* Your goal *
What is the number of lines containing the word "page"? Give that number alone.

START Given information

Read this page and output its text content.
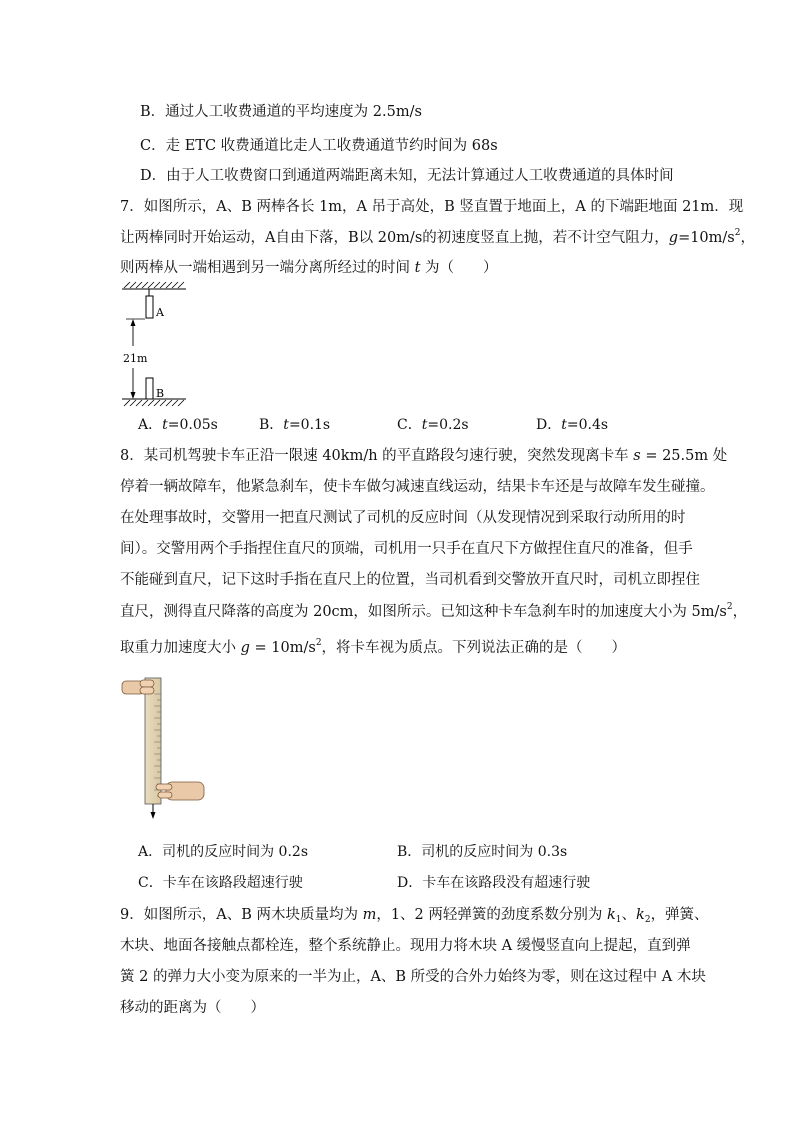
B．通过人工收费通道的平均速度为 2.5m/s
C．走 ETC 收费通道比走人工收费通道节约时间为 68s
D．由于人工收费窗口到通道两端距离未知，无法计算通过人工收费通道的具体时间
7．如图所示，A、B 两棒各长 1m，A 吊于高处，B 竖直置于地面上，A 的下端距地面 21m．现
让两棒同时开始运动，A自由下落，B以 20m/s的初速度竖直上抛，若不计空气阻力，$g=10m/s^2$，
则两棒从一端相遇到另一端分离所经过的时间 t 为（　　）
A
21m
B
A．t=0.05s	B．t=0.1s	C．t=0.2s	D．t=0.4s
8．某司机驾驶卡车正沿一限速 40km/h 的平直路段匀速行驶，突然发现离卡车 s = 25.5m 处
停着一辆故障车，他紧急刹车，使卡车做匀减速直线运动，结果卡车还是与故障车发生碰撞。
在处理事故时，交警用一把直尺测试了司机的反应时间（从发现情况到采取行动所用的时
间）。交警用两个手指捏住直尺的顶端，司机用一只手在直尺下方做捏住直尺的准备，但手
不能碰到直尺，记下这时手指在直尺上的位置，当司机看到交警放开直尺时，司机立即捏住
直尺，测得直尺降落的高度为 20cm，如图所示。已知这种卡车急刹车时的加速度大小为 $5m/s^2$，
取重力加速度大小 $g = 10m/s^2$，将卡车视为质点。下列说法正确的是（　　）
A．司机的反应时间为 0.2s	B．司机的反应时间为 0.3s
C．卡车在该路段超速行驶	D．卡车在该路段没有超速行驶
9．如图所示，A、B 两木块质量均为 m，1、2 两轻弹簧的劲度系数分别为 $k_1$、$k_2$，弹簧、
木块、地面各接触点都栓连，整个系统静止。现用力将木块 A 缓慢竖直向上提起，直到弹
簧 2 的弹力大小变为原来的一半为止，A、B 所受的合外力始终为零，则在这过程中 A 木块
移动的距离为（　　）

END Given information
START Given information

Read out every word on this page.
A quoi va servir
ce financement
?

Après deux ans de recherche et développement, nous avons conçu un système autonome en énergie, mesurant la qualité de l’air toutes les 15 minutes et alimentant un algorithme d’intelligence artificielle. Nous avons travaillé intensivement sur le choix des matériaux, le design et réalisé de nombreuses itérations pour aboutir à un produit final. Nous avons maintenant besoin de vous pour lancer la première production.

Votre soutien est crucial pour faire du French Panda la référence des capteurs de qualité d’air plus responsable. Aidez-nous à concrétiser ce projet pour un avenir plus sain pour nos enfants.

END Given information

* Full solution *
2